DOCUMENT EXCERPT:

<<<<

Bank of Am., N.A. v. Oberman, Tivoli & Pickert, Inc.

Decision Date22 January 2014
Docket NumberNo. 13 C 1168,13 C 1168
CourtU.S. District Court — Northern District of Illinois
PartiesBank of America, N.A., Plaintiff, v. Oberman, Tivoli & Pickert, Inc., Defendant.

Randall Marc Lending, Rebecca Lynn Dandy, Timothy Matthew Schank, Vedder Price P.C., Chicago, IL, for Plaintiff.

Andre Ordeanu, Zane D. Smith & Associates, Ltd., Chicago, IL, for Defendant.

MEMORANDUM OPINION AND ORDER

Chief Judge Rubén Castillo

Plaintiff Bank of America, N.A. (BOA) brings this action for breach of contract against Defendant Oberman, Tivoli & Pickert, Inc. (OTP). Presently before the Court is OTP's motion to dismiss the complaint pursuant to Federal Rule of Civil Procedure 12(b)(6). For the reasons stated below, this motion is denied.

RELEVANT FACTS

BOA is a national banking association organized in Delaware with its principal place of business in Charlotte, North Carolina. (R. 1, Compl. ¶ 1.) OTP is a California corporation with its principal place of business in Los Angeles, California. (Id. ¶ 4.) On or around May 6, 2003, Merrill Lynch Business Financial Services, Inc. (“MLBFS”) and OTP entered into a WCMA1 Loan and Security Agreement (the “Loan Agreement”). (Id. ¶ 5.) As relevant here, Section 3.7(d) of the Loan Agreement states:

Customer shall pay or reimburse MLBFS for ... (iii) all fees and out-of-pocket expenses (including attorneys' fees and legal expenses) incurred by MLBFS in connection with the preparation, execution, administration, collection, enforcement, protection, waiver or amendment of this Loan Agreement, the other Loan Documents and such other instruments or documents, and the rights and remedies of MLBFS thereunder and all other matters in connection therewith.

(R. 1–1, Ex. A, Loan Agreement at 11, § 3.7(d).) “Customer” is defined as OTP's predecessor, Oberman, Tivoli, Miller & Pickert, Inc. (R. 1–1, Ex. A, Loan Agreement at 1.) Following the October 1, 2010 merger between BOA and Merrill Lynch Commercial Finance Corp., BOA became the successor in interest to all of MLBFS's rights and remedies under the Loan Agreement. (R. 1, Compl. ¶¶ 2, 6.) The line of credit in the Loan Agreement was renewed after the first year and subsequently renewed again, with the new maturity date set to June 30, 2006. (Id. ¶¶ 11–12.) In June 2006, BOA decided not to renew the line of credit pursuant to a provision in the Loan Agreement giving BOA sole discretion to renew. (Id. ¶ 13–14.)

>>>>

REQUIREMENT 1:
Write out the court opinion excerpt word for word, between "Customer shall pay" and "in connection therewith.", inclusive.
REQUIREMENT 2:
From the entries, pull out every line between the one holding "bar-error_5-f [297, 100, 319, 534]" and the one holding "legend-swatch-error_1 [914, 107, 941, 116]", inclusive, copied exactly and with nothing else.
These entries are unrelated to the court opinion above.

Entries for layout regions
<<<<

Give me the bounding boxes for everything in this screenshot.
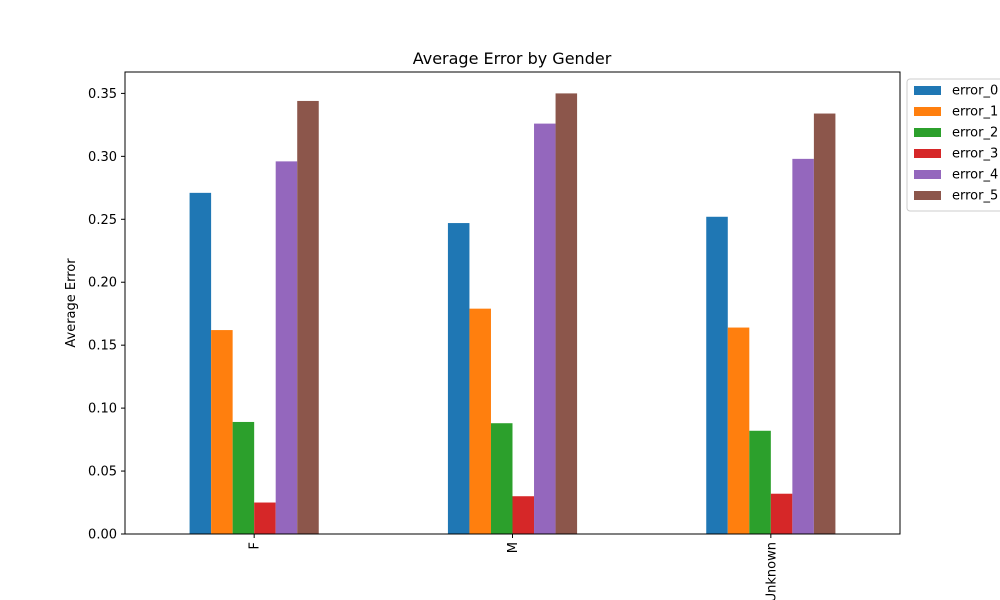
bar-error_5-f [297, 100, 319, 534]
bar-error_2-f [232, 421, 255, 534]
y-tick-label: 0.05 [88, 465, 117, 480]
bar-error_0-m [447, 223, 470, 534]
legend-swatch-error_2 [914, 128, 941, 137]
plot-frame [124, 71, 901, 535]
bar-error_3-unknown [770, 493, 793, 534]
y-tick-label: 0.35 [88, 87, 117, 102]
legend-swatch-error_5 [914, 191, 941, 200]
bar-error_2-unknown [749, 430, 771, 534]
legend-swatch-error_3 [914, 149, 941, 158]
legend-label-error_5: error_5 [952, 189, 998, 204]
y-tick-label: 0.00 [88, 528, 117, 543]
x-ticks-group: F M Unknown [248, 534, 779, 600]
legend-label-error_0: error_0 [952, 84, 998, 99]
y-tick-label: 0.10 [88, 402, 117, 417]
x-tick-label-m: M [506, 542, 521, 553]
bar-error_4-f [275, 161, 298, 534]
legend: error_0 error_1 error_2 error_3 error_4error… [906, 78, 1000, 212]
legend-label-error_1: error_1 [952, 105, 998, 120]
legend-label-error_2: error_2 [952, 126, 998, 141]
bar-error_0-f [189, 192, 212, 534]
bar-error_5-m [555, 93, 578, 535]
bar-error_3-f [254, 502, 276, 534]
bar-error_0-unknown [706, 216, 728, 534]
y-tick-label: 0.30 [88, 150, 117, 165]
bar-error_3-m [512, 496, 535, 534]
legend-label-error_4: error_4 [952, 168, 998, 183]
bar-error_1-m [469, 308, 491, 534]
x-tick-label-f: F [248, 542, 263, 549]
y-tick-label: 0.25 [88, 213, 117, 228]
bar-error_2-m [490, 423, 513, 534]
y-tick-label: 0.20 [88, 276, 117, 291]
bar-error_5-unknown [813, 113, 836, 534]
bar-error_4-unknown [792, 158, 814, 535]
legend-swatch-error_4 [914, 170, 941, 179]
legend-swatch-error_1 [914, 107, 941, 116]
bar-error_4-m [534, 123, 556, 535]
legend-label-error_3: error_3 [952, 147, 998, 162]
y-axis-label: Average Error [64, 258, 79, 348]
y-ticks-group: 0.00 0.05 0.10 0.15 0.20 0.25 0.30 0.35 [88, 87, 125, 543]
x-tick-label-unknown: Unknown [764, 542, 779, 600]
y-tick-label: 0.15 [88, 339, 117, 354]
legend-swatch-error_0 [914, 86, 941, 95]
bars-group [189, 93, 836, 535]
bar-error_1-f [211, 330, 233, 534]
chart-title: Average Error by Gender [413, 49, 612, 68]
bar-error_1-unknown [727, 327, 750, 534]
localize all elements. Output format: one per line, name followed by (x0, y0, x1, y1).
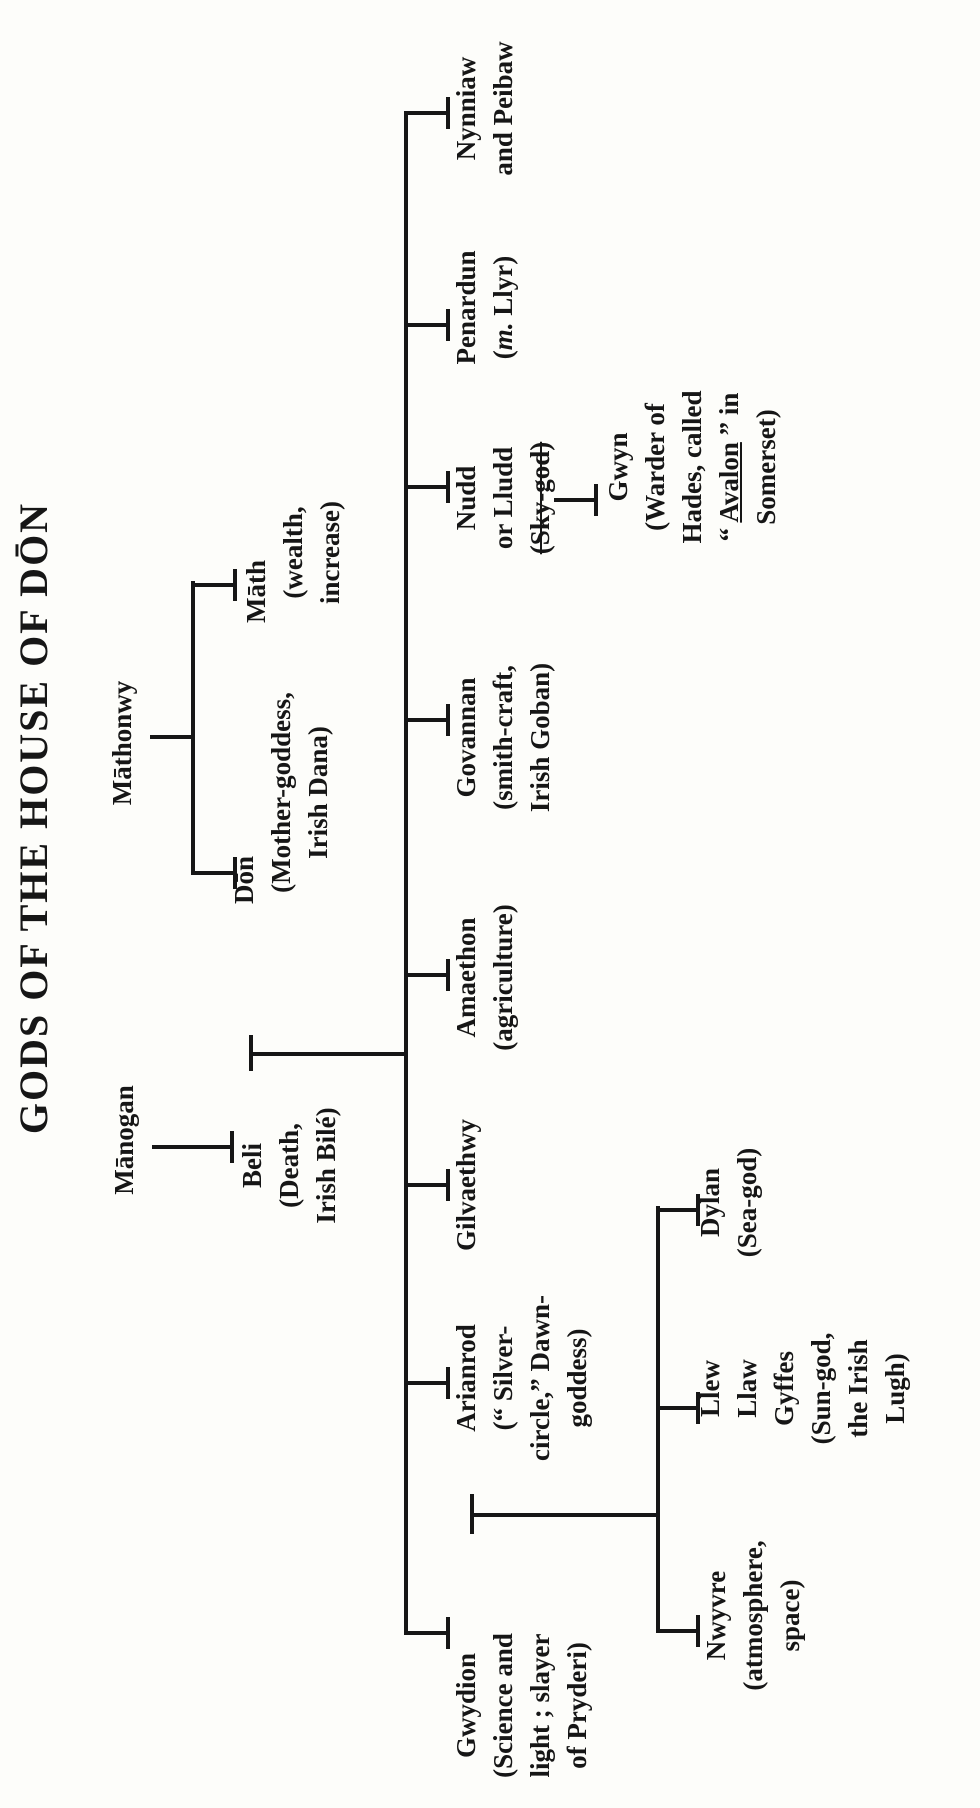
edge-to-govannan (404, 718, 450, 722)
edge-beli-don-descent (249, 1052, 408, 1056)
node-math: Māth (wealth, increase) (238, 440, 349, 665)
node-label: Beli (237, 1143, 267, 1188)
node-description: circle,” Dawn- (525, 1295, 555, 1461)
node-description: (agriculture) (488, 904, 518, 1051)
node-label: Llew (695, 1360, 725, 1417)
node-description: “ Avalon ” in (711, 352, 748, 582)
node-nynniaw-and-peibaw: Nynniaw and Peibaw (448, 1, 522, 216)
edge-to-nwyvre (656, 1629, 700, 1633)
page-title: GODS OF THE HOUSE OF DŌN (11, 501, 56, 1135)
node-dylan: Dylan (Sea-god) (692, 1105, 766, 1300)
edge-gwydion-arianrod-descent (470, 1513, 660, 1517)
node-manogan: Mānogan (106, 1040, 143, 1240)
node-label: Gyffes (769, 1351, 799, 1426)
node-nudd: Nudd or Lludd (Sky-god) (448, 408, 559, 588)
node-penardun: Penardun (m. Llyr) (448, 205, 522, 410)
node-description: (Warder of (640, 403, 670, 531)
node-description: Hades, called (677, 390, 707, 544)
node-label: Mānogan (109, 1085, 139, 1195)
node-label: Penardun (451, 250, 481, 365)
edge-bracket-to-math (191, 583, 237, 587)
avalon-underlined: Avalon (714, 442, 744, 523)
node-description: Somerset) (751, 409, 781, 525)
node-description: (atmosphere, (738, 1540, 768, 1691)
node-label: Dōn (229, 855, 259, 904)
node-gilvaethwy: Gilvaethwy (448, 1085, 485, 1285)
edge-to-nynniaw (404, 111, 450, 115)
node-label: Gwyn (603, 432, 633, 502)
node-description: of Pryderi) (562, 1642, 592, 1769)
node-nwyvre: Nwyvre (atmosphere, space) (698, 1508, 809, 1723)
spouse-name: Llyr) (488, 255, 518, 323)
node-label: Māthonwy (107, 680, 137, 806)
node-description: (“ Silver- (488, 1325, 518, 1431)
node-label: and Peibaw (488, 41, 518, 176)
edge-to-gwydion (404, 1631, 450, 1635)
node-mathonwy: Māthonwy (104, 638, 141, 848)
edge-to-penardun (404, 323, 450, 327)
node-don: Dōn (Mother-goddess, Irish Dana) (226, 675, 337, 910)
node-description: Lugh) (880, 1353, 910, 1424)
node-description: (wealth, (278, 506, 308, 599)
edge-mathonwy-bracket (191, 581, 195, 875)
node-description: (smith-craft, (488, 665, 518, 810)
node-govannan: Govannan (smith-craft, Irish Goban) (448, 625, 559, 850)
node-label: Nwyvre (701, 1570, 731, 1661)
edge-to-amaethon (404, 973, 450, 977)
edge-mathonwy-stem (150, 735, 195, 739)
edge-siblings-line-2 (656, 1206, 660, 1633)
node-amaethon: Amaethon (agriculture) (448, 875, 522, 1080)
node-arianrod: Arianrod (“ Silver- circle,” Dawn- godde… (448, 1278, 596, 1478)
paren-open: ( (488, 350, 518, 360)
node-label: Māth (241, 560, 271, 623)
node-description: the Irish (843, 1339, 873, 1438)
node-label: Llaw (732, 1359, 762, 1418)
node-label: Amaethon (451, 917, 481, 1038)
edge-siblings-line-1 (404, 111, 408, 1635)
genealogy-chart-sheet: GODS OF THE HOUSE OF DŌN Mānogan Māthonw… (0, 0, 980, 1768)
node-llew-llaw-gyffes: Llew Llaw Gyffes (Sun-god, the Irish Lug… (692, 1301, 914, 1476)
node-label: Gwydion (451, 1652, 481, 1759)
node-description: (m. Llyr) (485, 205, 522, 410)
edge-to-arianrod (404, 1381, 450, 1385)
node-description: Irish Bilé) (311, 1107, 341, 1224)
node-label: Nudd (451, 465, 481, 531)
node-label: Govannan (451, 677, 481, 798)
quote-open: “ (714, 522, 744, 542)
node-label: Dylan (695, 1167, 725, 1238)
edge-nudd-to-gwyn (554, 498, 598, 502)
node-description: Irish Dana) (303, 726, 333, 859)
married-abbreviation: m. (488, 322, 518, 351)
node-description: (Science and (488, 1633, 518, 1778)
quote-close: ” in (714, 392, 744, 443)
node-description: increase) (315, 501, 345, 604)
node-description: light ; slayer (525, 1633, 555, 1778)
edge-to-nudd (404, 485, 450, 489)
node-description: (Sun-god, (806, 1332, 836, 1445)
node-description: space) (775, 1579, 805, 1652)
node-gwydion: Gwydion (Science and light ; slayer of P… (448, 1603, 596, 1808)
edge-manogan-to-beli (152, 1145, 234, 1149)
node-beli: Beli (Death, Irish Bilé) (234, 1058, 345, 1273)
node-description: goddess) (562, 1328, 592, 1428)
edge-to-gilvaethwy (404, 1183, 450, 1187)
node-label: or Lludd (488, 446, 518, 550)
node-gwyn: Gwyn (Warder of Hades, called “ Avalon ”… (600, 352, 785, 582)
node-label: Nynniaw (451, 56, 481, 161)
node-description: Irish Goban) (525, 662, 555, 813)
node-label: Arianrod (451, 1324, 481, 1432)
node-description: (Mother-goddess, (266, 692, 296, 893)
node-description: (Sea-god) (732, 1147, 762, 1258)
node-description: (Death, (274, 1123, 304, 1208)
node-label: Gilvaethwy (451, 1119, 481, 1251)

>>>>

WRITTEN ANSWER 1:
Customer shall pay or reimburse MLBFS for ... (iii) all fees and out-of-pocket expenses (including attorneys' fees and legal expenses) incurred by MLBFS in connection with the preparation, execution, administration, collection, enforcement, protection, waiver or amendment of this Loan Agreement, the other Loan Documents and such other instruments or documents, and the rights and remedies of MLBFS thereunder and all other matters in connection therewith.

WRITTEN ANSWER 2:
bar-error_5-f [297, 100, 319, 534]
bar-error_2-f [232, 421, 255, 534]
y-tick-label: 0.05 [88, 465, 117, 480]
bar-error_0-m [447, 223, 470, 534]
legend-swatch-error_2 [914, 128, 941, 137]
plot-frame [124, 71, 901, 535]
bar-error_3-unknown [770, 493, 793, 534]
y-tick-label: 0.35 [88, 87, 117, 102]
legend-swatch-error_5 [914, 191, 941, 200]
bar-error_2-unknown [749, 430, 771, 534]
legend-swatch-error_3 [914, 149, 941, 158]
legend-label-error_5: error_5 [952, 189, 998, 204]
y-tick-label: 0.00 [88, 528, 117, 543]
x-ticks-group: F M Unknown [248, 534, 779, 600]
legend-label-error_0: error_0 [952, 84, 998, 99]
y-tick-label: 0.10 [88, 402, 117, 417]
x-tick-label-m: M [506, 542, 521, 553]
bar-error_4-f [275, 161, 298, 534]
legend: error_0 error_1 error_2 error_3 error_4error… [906, 78, 1000, 212]
legend-label-error_1: error_1 [952, 105, 998, 120]
legend-label-error_2: error_2 [952, 126, 998, 141]
bar-error_0-f [189, 192, 212, 534]
bar-error_5-m [555, 93, 578, 535]
bar-error_3-f [254, 502, 276, 534]
bar-error_0-unknown [706, 216, 728, 534]
y-tick-label: 0.30 [88, 150, 117, 165]
bar-error_3-m [512, 496, 535, 534]
legend-label-error_4: error_4 [952, 168, 998, 183]
bar-error_1-m [469, 308, 491, 534]
x-tick-label-f: F [248, 542, 263, 549]
y-tick-label: 0.25 [88, 213, 117, 228]
bar-error_2-m [490, 423, 513, 534]
y-tick-label: 0.20 [88, 276, 117, 291]
bar-error_5-unknown [813, 113, 836, 534]
bar-error_4-unknown [792, 158, 814, 535]
legend-swatch-error_4 [914, 170, 941, 179]
legend-swatch-error_1 [914, 107, 941, 116]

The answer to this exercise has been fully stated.